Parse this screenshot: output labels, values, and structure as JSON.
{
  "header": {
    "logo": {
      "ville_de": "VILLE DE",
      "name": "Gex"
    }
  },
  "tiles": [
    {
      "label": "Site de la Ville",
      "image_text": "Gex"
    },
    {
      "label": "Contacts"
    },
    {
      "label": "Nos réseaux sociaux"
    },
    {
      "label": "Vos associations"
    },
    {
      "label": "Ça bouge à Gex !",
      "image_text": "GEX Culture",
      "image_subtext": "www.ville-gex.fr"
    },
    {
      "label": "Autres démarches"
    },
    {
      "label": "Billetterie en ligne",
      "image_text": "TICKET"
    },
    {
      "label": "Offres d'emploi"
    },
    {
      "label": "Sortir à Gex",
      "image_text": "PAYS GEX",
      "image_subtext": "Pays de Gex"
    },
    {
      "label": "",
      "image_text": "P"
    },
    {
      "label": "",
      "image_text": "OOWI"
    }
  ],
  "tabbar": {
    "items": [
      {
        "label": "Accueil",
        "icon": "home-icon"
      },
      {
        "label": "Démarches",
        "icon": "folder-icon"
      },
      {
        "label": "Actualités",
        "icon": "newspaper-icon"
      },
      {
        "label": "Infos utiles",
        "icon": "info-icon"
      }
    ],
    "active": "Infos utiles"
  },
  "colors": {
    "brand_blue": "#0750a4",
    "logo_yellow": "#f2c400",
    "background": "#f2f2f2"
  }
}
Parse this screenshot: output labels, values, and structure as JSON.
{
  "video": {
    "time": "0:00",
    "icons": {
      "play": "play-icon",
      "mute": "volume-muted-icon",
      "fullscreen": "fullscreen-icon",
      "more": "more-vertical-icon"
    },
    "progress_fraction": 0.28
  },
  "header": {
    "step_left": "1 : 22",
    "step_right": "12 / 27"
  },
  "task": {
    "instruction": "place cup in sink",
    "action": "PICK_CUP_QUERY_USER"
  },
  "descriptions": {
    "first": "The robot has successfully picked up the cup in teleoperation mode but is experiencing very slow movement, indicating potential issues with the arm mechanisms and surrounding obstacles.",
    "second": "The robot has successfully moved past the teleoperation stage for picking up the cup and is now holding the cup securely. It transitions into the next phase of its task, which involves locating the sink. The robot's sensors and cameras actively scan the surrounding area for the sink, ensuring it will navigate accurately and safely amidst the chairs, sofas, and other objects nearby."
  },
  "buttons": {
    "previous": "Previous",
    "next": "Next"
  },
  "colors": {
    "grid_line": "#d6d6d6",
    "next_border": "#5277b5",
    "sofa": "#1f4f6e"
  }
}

◇ ◇ ◇ ◇

Problem description:
Search the data for the word "utiles" and copy each line where it appears.

Solution:
        "label": "Infos utiles",
    "active": "Infos utiles"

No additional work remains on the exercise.